§ THE REQUEST:
Only a number is wanted: how many lines in these records contain the word "JSON"?

§ PROVIDED INFORMATION:
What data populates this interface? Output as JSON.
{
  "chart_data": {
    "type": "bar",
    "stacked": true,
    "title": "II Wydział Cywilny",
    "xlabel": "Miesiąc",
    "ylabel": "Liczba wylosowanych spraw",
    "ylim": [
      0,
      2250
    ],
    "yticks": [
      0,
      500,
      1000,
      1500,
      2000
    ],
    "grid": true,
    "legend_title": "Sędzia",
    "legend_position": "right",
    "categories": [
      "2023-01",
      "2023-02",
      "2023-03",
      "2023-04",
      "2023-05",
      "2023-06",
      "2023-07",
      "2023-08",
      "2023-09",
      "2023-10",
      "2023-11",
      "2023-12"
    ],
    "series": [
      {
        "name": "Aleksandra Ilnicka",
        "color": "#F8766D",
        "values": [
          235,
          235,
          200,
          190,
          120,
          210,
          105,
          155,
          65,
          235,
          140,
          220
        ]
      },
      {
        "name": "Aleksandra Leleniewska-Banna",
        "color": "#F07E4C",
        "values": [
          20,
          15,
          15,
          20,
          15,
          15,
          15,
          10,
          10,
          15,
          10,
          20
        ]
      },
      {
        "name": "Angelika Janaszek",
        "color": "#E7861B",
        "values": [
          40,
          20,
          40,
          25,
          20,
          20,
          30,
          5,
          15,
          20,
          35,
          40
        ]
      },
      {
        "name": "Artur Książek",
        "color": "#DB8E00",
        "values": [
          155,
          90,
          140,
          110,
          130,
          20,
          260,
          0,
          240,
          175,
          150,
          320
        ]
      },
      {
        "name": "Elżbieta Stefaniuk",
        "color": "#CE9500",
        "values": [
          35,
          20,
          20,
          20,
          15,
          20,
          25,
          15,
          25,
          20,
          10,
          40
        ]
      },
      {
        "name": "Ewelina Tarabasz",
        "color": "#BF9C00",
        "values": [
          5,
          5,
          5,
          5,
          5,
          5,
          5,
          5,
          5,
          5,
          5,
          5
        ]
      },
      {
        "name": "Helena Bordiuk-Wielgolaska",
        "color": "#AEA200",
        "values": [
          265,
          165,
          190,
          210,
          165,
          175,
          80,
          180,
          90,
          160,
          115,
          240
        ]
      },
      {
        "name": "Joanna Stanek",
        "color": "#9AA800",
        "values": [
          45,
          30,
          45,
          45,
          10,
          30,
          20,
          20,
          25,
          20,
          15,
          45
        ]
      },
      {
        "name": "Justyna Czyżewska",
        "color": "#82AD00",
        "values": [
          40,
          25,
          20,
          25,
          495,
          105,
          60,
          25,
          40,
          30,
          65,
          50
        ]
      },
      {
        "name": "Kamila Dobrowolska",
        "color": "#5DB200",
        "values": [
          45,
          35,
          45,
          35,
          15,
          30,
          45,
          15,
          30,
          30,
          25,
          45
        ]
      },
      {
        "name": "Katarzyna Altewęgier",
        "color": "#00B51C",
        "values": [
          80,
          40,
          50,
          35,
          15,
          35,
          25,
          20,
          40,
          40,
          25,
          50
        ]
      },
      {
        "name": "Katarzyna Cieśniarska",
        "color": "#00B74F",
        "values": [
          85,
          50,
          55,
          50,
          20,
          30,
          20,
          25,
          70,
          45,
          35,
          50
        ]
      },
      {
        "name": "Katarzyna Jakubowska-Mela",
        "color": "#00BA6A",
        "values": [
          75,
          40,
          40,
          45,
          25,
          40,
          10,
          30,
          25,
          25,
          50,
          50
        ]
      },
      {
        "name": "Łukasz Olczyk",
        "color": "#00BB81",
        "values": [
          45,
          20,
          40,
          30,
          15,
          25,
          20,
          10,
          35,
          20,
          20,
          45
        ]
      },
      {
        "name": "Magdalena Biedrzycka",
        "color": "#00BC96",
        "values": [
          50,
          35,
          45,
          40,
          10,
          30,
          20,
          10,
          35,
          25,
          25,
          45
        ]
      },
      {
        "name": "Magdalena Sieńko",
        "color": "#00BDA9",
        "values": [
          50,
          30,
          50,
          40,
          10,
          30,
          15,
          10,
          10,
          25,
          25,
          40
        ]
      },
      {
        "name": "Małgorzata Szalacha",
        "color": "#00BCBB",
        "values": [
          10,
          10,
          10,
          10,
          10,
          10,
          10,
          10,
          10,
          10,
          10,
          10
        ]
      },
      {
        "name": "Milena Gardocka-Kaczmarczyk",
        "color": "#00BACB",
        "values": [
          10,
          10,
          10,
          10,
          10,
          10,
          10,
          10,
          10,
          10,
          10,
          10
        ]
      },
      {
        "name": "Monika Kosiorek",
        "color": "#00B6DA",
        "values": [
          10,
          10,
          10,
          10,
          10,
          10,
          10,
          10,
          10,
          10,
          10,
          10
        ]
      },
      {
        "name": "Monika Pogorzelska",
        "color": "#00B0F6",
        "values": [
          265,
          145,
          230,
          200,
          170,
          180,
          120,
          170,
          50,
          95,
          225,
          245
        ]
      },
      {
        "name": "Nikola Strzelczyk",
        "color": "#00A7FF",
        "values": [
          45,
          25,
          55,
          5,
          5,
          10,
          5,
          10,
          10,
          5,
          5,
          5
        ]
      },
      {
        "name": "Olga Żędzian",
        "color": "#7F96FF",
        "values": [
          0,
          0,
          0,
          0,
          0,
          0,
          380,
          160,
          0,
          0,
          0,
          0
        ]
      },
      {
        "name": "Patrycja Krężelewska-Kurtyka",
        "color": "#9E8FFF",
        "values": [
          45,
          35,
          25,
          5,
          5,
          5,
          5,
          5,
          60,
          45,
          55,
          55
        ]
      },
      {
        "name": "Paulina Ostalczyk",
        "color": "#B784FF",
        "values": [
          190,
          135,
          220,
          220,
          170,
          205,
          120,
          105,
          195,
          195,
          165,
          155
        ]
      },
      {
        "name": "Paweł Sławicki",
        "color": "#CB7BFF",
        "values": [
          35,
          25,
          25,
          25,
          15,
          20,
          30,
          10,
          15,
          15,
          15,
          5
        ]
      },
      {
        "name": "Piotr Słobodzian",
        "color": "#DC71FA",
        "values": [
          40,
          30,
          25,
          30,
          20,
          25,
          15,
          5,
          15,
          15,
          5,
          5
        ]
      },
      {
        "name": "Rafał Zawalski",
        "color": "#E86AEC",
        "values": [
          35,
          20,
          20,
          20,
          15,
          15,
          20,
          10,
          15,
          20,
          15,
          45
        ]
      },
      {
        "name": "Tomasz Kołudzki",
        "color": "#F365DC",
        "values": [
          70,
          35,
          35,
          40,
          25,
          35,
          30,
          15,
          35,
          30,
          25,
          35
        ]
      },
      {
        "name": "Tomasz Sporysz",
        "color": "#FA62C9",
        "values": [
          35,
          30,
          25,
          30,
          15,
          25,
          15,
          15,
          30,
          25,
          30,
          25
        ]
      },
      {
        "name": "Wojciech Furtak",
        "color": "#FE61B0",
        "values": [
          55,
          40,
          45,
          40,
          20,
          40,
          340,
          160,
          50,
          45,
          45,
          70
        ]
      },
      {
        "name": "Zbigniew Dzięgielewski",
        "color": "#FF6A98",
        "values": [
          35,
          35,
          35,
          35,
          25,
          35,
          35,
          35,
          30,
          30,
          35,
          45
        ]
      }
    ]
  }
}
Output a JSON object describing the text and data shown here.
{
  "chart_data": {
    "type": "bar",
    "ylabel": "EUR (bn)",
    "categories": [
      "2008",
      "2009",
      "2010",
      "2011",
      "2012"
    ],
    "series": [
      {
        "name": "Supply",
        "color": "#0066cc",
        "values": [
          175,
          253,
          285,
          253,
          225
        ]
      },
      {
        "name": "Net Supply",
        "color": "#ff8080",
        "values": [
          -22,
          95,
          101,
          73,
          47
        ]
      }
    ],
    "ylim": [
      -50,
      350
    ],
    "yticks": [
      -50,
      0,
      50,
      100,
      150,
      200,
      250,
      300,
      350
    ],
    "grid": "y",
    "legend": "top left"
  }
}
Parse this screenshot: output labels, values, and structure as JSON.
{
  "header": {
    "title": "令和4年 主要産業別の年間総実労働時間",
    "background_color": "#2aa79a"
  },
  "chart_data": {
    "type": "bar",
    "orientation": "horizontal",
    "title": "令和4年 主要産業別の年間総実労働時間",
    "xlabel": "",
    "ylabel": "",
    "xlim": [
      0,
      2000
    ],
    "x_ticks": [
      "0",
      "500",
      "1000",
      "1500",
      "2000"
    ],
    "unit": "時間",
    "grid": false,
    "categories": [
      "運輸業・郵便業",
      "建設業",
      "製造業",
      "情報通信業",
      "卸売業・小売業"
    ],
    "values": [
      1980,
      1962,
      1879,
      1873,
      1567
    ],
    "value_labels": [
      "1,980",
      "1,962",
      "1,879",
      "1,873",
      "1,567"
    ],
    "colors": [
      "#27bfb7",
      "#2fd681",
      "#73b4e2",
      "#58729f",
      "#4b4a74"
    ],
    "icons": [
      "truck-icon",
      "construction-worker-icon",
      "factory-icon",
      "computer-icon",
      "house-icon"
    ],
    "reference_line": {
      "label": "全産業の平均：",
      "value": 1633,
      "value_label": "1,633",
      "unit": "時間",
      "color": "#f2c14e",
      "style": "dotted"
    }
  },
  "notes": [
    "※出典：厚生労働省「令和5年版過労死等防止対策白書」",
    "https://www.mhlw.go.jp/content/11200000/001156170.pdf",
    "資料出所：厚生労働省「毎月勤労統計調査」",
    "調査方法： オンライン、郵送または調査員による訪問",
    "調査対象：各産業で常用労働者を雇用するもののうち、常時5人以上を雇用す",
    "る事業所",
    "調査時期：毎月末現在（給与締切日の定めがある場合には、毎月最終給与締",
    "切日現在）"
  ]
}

§ SOLUTION FOR THIS TASK:
3